| Directions |
Pictures stay out of the copy; restate everything else in the material exactly.
************
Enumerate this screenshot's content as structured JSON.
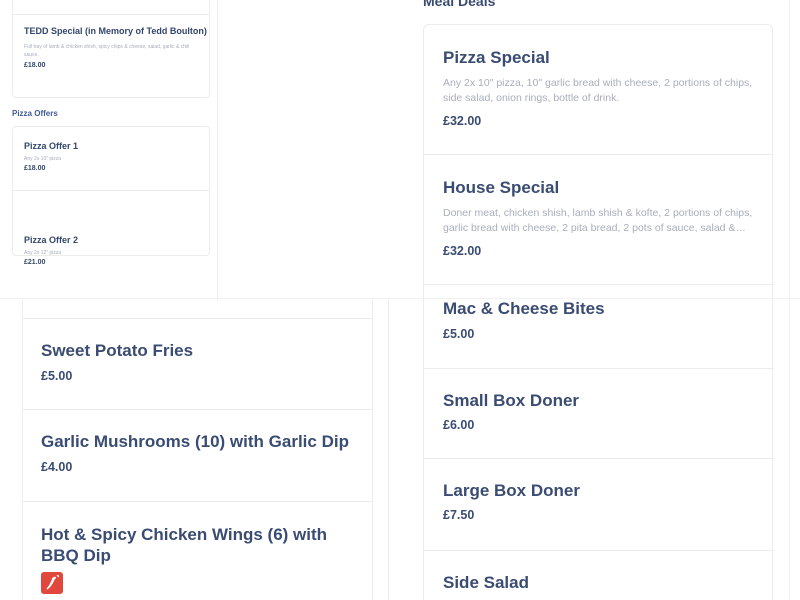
{
  "sidebar_top_item": {
    "title": "TEDD Special (in Memory of Tedd Boulton)",
    "description": "Full tray of lamb & chicken shish, spicy chips & cheese, salad, garlic & chili sauce.",
    "price": "£18.00"
  },
  "pizza_offers": {
    "heading": "Pizza Offers",
    "items": [
      {
        "title": "Pizza Offer 1",
        "description": "Any 2x 10\" pizza",
        "price": "£18.00"
      },
      {
        "title": "Pizza Offer 2",
        "description": "Any 2x 12\" pizza",
        "price": "£21.00"
      }
    ]
  },
  "meal_deals": {
    "heading": "Meal Deals",
    "items": [
      {
        "title": "Pizza Special",
        "description": "Any 2x 10\" pizza, 10\" garlic bread with cheese, 2 portions of chips, side salad, onion rings, bottle of drink.",
        "price": "£32.00"
      },
      {
        "title": "House Special",
        "description": "Doner meat, chicken shish, lamb shish & kofte, 2 portions of chips, garlic bread with cheese, 2 pita bread, 2 pots of sauce, salad &…",
        "price": "£32.00"
      }
    ]
  },
  "sides_left": {
    "items": [
      {
        "title": "Sweet Potato Fries",
        "price": "£5.00"
      },
      {
        "title": "Garlic Mushrooms (10) with Garlic Dip",
        "price": "£4.00"
      },
      {
        "title": "Hot & Spicy Chicken Wings (6) with BBQ Dip",
        "icon": "chili-pepper-icon"
      }
    ]
  },
  "sides_right": {
    "items": [
      {
        "title": "Mac & Cheese Bites",
        "price": "£5.00"
      },
      {
        "title": "Small Box Doner",
        "price": "£6.00"
      },
      {
        "title": "Large Box Doner",
        "price": "£7.50"
      },
      {
        "title": "Side Salad"
      }
    ]
  },
  "colors": {
    "title": "#3a4c72",
    "description": "#a8aebb",
    "section_heading": "#3e5a96",
    "spicy_badge": "#e0483e",
    "border": "#ececec"
  }
}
************
| Answer for the task |
Enumerate this screenshot's content as structured JSON.
{
  "sidebar_top_item": {
    "title": "TEDD Special (in Memory of Tedd Boulton)",
    "description": "Full tray of lamb & chicken shish, spicy chips & cheese, salad, garlic & chili sauce.",
    "price": "£18.00"
  },
  "pizza_offers": {
    "heading": "Pizza Offers",
    "items": [
      {
        "title": "Pizza Offer 1",
        "description": "Any 2x 10\" pizza",
        "price": "£18.00"
      },
      {
        "title": "Pizza Offer 2",
        "description": "Any 2x 12\" pizza",
        "price": "£21.00"
      }
    ]
  },
  "meal_deals": {
    "heading": "Meal Deals",
    "items": [
      {
        "title": "Pizza Special",
        "description": "Any 2x 10\" pizza, 10\" garlic bread with cheese, 2 portions of chips, side salad, onion rings, bottle of drink.",
        "price": "£32.00"
      },
      {
        "title": "House Special",
        "description": "Doner meat, chicken shish, lamb shish & kofte, 2 portions of chips, garlic bread with cheese, 2 pita bread, 2 pots of sauce, salad &…",
        "price": "£32.00"
      }
    ]
  },
  "sides_left": {
    "items": [
      {
        "title": "Sweet Potato Fries",
        "price": "£5.00"
      },
      {
        "title": "Garlic Mushrooms (10) with Garlic Dip",
        "price": "£4.00"
      },
      {
        "title": "Hot & Spicy Chicken Wings (6) with BBQ Dip",
        "icon": "chili-pepper-icon"
      }
    ]
  },
  "sides_right": {
    "items": [
      {
        "title": "Mac & Cheese Bites",
        "price": "£5.00"
      },
      {
        "title": "Small Box Doner",
        "price": "£6.00"
      },
      {
        "title": "Large Box Doner",
        "price": "£7.50"
      },
      {
        "title": "Side Salad"
      }
    ]
  },
  "colors": {
    "title": "#3a4c72",
    "description": "#a8aebb",
    "section_heading": "#3e5a96",
    "spicy_badge": "#e0483e",
    "border": "#ececec"
  }
}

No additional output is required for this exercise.